Set down the material below in full, matching it exactly.

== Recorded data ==
________________________________________

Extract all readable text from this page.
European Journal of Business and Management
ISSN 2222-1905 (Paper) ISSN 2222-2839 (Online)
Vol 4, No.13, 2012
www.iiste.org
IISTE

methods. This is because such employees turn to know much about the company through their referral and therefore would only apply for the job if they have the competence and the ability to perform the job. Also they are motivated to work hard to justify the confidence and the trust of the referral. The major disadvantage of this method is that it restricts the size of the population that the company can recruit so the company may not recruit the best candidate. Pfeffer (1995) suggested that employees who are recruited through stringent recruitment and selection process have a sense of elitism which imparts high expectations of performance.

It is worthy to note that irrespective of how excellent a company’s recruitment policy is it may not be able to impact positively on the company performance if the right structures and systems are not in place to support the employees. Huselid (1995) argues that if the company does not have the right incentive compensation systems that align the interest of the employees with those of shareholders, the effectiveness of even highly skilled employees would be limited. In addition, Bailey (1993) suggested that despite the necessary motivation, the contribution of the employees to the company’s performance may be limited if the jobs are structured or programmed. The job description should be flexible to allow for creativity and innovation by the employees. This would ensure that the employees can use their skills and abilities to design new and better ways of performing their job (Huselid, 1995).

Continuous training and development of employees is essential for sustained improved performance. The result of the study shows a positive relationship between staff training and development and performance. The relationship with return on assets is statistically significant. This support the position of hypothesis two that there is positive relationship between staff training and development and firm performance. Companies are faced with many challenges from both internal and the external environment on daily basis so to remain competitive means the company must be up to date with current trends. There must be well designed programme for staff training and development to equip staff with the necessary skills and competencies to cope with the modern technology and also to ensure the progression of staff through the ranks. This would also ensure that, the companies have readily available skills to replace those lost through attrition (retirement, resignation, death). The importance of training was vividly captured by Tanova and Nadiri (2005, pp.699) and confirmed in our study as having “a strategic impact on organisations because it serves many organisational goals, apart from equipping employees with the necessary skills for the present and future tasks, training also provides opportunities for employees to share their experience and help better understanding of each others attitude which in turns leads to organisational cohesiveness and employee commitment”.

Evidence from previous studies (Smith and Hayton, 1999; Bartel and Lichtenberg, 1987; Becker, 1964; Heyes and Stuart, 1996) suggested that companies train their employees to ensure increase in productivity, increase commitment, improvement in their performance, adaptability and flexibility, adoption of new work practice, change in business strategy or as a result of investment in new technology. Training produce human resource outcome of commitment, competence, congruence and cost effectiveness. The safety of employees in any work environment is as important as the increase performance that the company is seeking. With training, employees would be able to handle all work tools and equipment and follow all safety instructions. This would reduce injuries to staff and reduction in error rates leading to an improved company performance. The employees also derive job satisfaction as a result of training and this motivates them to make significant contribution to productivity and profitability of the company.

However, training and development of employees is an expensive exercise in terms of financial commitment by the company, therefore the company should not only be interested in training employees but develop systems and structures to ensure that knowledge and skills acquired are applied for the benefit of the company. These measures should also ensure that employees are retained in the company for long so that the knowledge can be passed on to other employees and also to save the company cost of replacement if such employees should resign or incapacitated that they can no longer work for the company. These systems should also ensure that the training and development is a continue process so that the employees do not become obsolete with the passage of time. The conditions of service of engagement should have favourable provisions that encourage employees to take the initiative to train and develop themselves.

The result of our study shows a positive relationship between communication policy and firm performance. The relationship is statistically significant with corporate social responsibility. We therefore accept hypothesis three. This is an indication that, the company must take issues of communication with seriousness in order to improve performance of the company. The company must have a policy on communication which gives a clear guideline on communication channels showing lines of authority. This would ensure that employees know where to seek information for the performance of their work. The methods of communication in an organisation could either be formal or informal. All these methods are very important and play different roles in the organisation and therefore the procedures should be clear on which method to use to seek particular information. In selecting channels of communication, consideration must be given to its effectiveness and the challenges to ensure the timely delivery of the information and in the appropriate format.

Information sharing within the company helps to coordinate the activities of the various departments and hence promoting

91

________________________________________

== EXERCISE OUTPUT ==
Extract all readable text from this page.
European Journal of Business and Management
ISSN 2222-1905 (Paper) ISSN 2222-2839 (Online)
Vol 4, No.13, 2012
www.iiste.org
IISTE

methods. This is because such employees turn to know much about the company through their referral and therefore would only apply for the job if they have the competence and the ability to perform the job. Also they are motivated to work hard to justify the confidence and the trust of the referral. The major disadvantage of this method is that it restricts the size of the population that the company can recruit so the company may not recruit the best candidate. Pfeffer (1995) suggested that employees who are recruited through stringent recruitment and selection process have a sense of elitism which imparts high expectations of performance.

It is worthy to note that irrespective of how excellent a company’s recruitment policy is it may not be able to impact positively on the company performance if the right structures and systems are not in place to support the employees. Huselid (1995) argues that if the company does not have the right incentive compensation systems that align the interest of the employees with those of shareholders, the effectiveness of even highly skilled employees would be limited. In addition, Bailey (1993) suggested that despite the necessary motivation, the contribution of the employees to the company’s performance may be limited if the jobs are structured or programmed. The job description should be flexible to allow for creativity and innovation by the employees. This would ensure that the employees can use their skills and abilities to design new and better ways of performing their job (Huselid, 1995).

Continuous training and development of employees is essential for sustained improved performance. The result of the study shows a positive relationship between staff training and development and performance. The relationship with return on assets is statistically significant. This support the position of hypothesis two that there is positive relationship between staff training and development and firm performance. Companies are faced with many challenges from both internal and the external environment on daily basis so to remain competitive means the company must be up to date with current trends. There must be well designed programme for staff training and development to equip staff with the necessary skills and competencies to cope with the modern technology and also to ensure the progression of staff through the ranks. This would also ensure that, the companies have readily available skills to replace those lost through attrition (retirement, resignation, death). The importance of training was vividly captured by Tanova and Nadiri (2005, pp.699) and confirmed in our study as having “a strategic impact on organisations because it serves many organisational goals, apart from equipping employees with the necessary skills for the present and future tasks, training also provides opportunities for employees to share their experience and help better understanding of each others attitude which in turns leads to organisational cohesiveness and employee commitment”.

Evidence from previous studies (Smith and Hayton, 1999; Bartel and Lichtenberg, 1987; Becker, 1964; Heyes and Stuart, 1996) suggested that companies train their employees to ensure increase in productivity, increase commitment, improvement in their performance, adaptability and flexibility, adoption of new work practice, change in business strategy or as a result of investment in new technology. Training produce human resource outcome of commitment, competence, congruence and cost effectiveness. The safety of employees in any work environment is as important as the increase performance that the company is seeking. With training, employees would be able to handle all work tools and equipment and follow all safety instructions. This would reduce injuries to staff and reduction in error rates leading to an improved company performance. The employees also derive job satisfaction as a result of training and this motivates them to make significant contribution to productivity and profitability of the company.

However, training and development of employees is an expensive exercise in terms of financial commitment by the company, therefore the company should not only be interested in training employees but develop systems and structures to ensure that knowledge and skills acquired are applied for the benefit of the company. These measures should also ensure that employees are retained in the company for long so that the knowledge can be passed on to other employees and also to save the company cost of replacement if such employees should resign or incapacitated that they can no longer work for the company. These systems should also ensure that the training and development is a continue process so that the employees do not become obsolete with the passage of time. The conditions of service of engagement should have favourable provisions that encourage employees to take the initiative to train and develop themselves.

The result of our study shows a positive relationship between communication policy and firm performance. The relationship is statistically significant with corporate social responsibility. We therefore accept hypothesis three. This is an indication that, the company must take issues of communication with seriousness in order to improve performance of the company. The company must have a policy on communication which gives a clear guideline on communication channels showing lines of authority. This would ensure that employees know where to seek information for the performance of their work. The methods of communication in an organisation could either be formal or informal. All these methods are very important and play different roles in the organisation and therefore the procedures should be clear on which method to use to seek particular information. In selecting channels of communication, consideration must be given to its effectiveness and the challenges to ensure the timely delivery of the information and in the appropriate format.

Information sharing within the company helps to coordinate the activities of the various departments and hence promoting

91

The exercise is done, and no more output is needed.